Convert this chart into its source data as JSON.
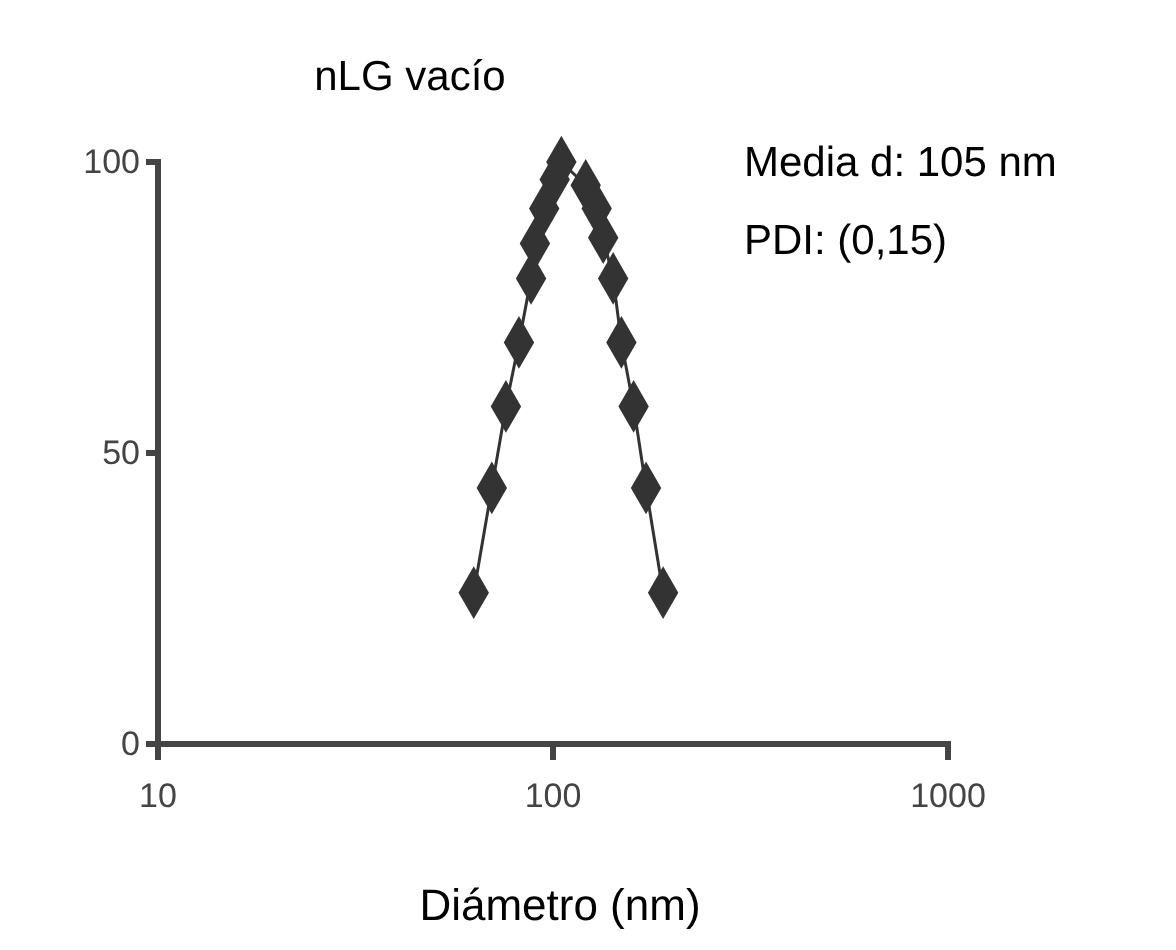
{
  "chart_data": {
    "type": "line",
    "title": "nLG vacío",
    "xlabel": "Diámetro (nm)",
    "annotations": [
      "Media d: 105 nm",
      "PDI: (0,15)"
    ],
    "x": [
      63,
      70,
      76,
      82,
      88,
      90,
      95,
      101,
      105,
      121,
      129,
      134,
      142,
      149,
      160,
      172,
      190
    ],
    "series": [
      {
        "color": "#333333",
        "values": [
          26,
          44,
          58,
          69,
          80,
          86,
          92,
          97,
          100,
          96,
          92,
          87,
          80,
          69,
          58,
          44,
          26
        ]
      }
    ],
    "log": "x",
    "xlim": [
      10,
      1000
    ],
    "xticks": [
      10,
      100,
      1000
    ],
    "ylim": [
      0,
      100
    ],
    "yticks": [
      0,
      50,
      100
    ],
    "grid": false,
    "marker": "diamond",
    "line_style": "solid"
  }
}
===============
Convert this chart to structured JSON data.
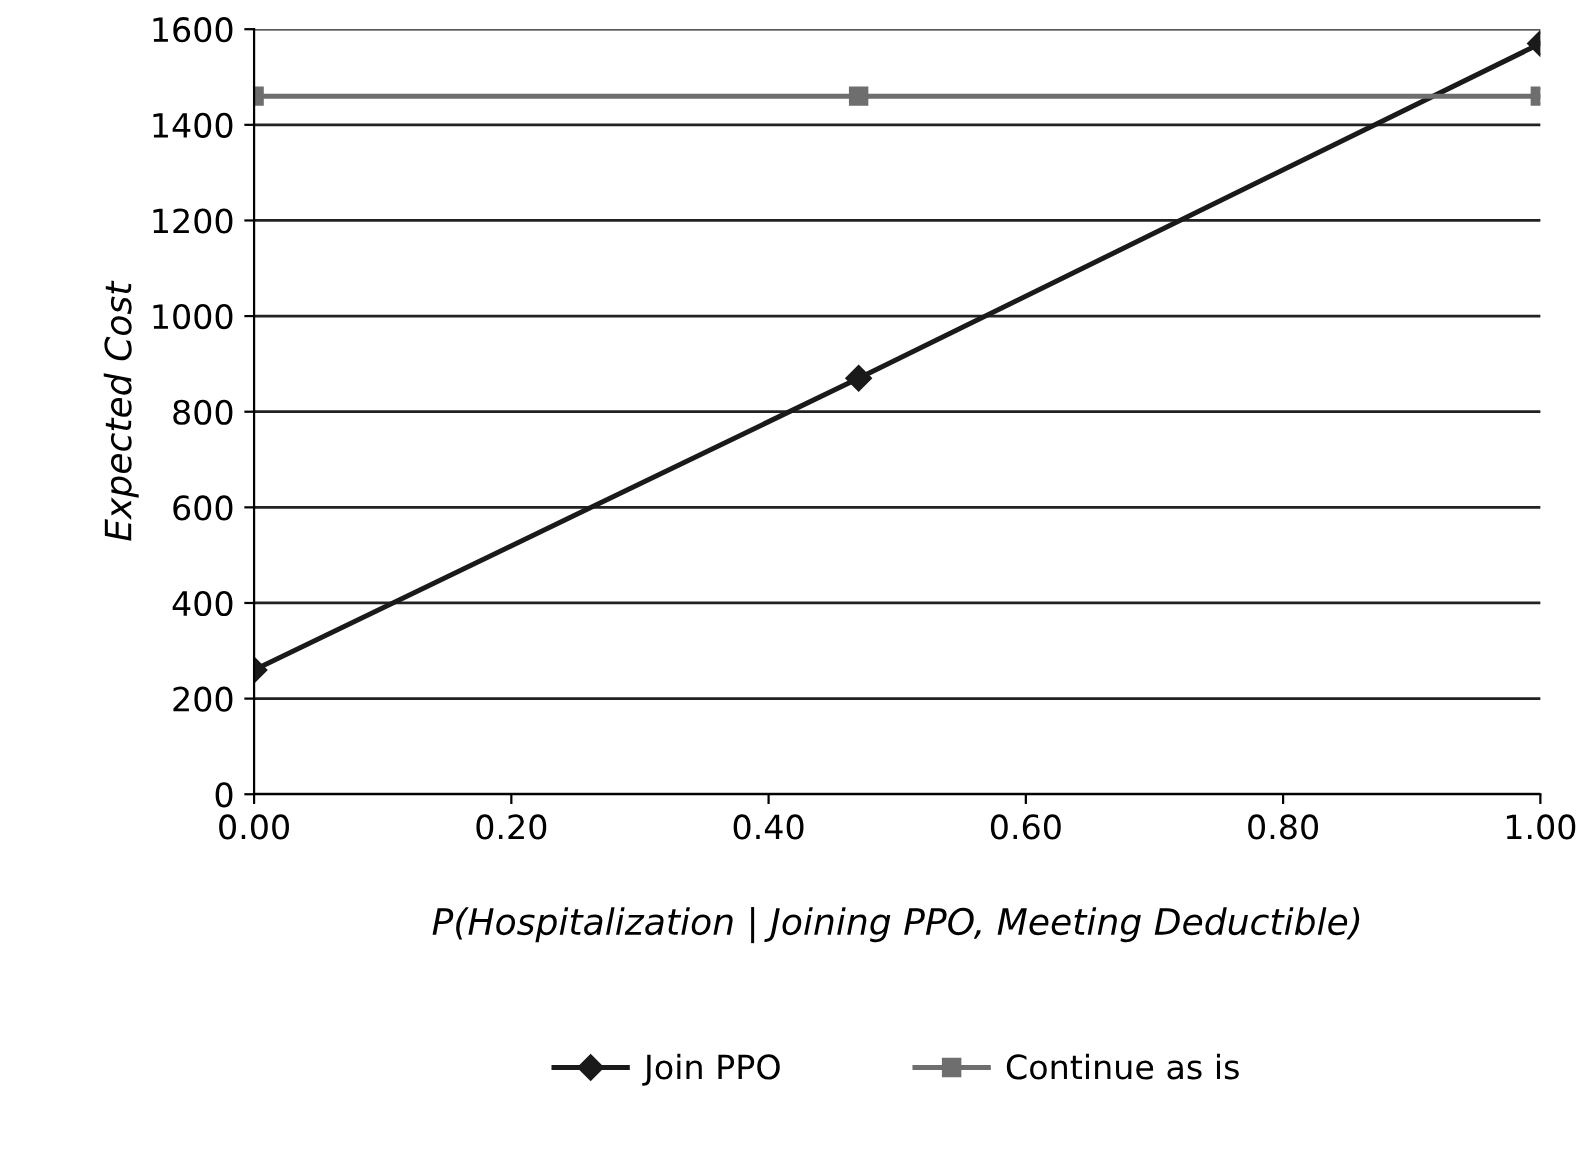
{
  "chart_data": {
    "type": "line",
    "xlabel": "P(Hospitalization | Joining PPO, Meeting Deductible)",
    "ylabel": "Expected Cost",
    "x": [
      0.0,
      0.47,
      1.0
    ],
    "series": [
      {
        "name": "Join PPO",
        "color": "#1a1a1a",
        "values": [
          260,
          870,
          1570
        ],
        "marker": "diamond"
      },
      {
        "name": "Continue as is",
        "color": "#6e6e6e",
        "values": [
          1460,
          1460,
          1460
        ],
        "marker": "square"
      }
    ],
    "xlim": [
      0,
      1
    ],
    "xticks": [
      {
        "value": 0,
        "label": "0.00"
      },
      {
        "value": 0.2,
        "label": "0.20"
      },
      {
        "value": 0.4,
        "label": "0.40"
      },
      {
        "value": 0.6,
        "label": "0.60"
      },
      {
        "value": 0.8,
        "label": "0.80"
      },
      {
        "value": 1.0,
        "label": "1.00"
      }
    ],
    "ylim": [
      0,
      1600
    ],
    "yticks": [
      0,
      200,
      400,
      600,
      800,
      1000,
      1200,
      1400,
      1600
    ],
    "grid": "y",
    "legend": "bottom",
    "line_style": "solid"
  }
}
===============
» **Exercise instructions**
Scan the listing above for the word "marker" and show each line where it is found.

» **Written response**
    "marker": "diamond",
        "marker": "diamond"
        "marker": "square"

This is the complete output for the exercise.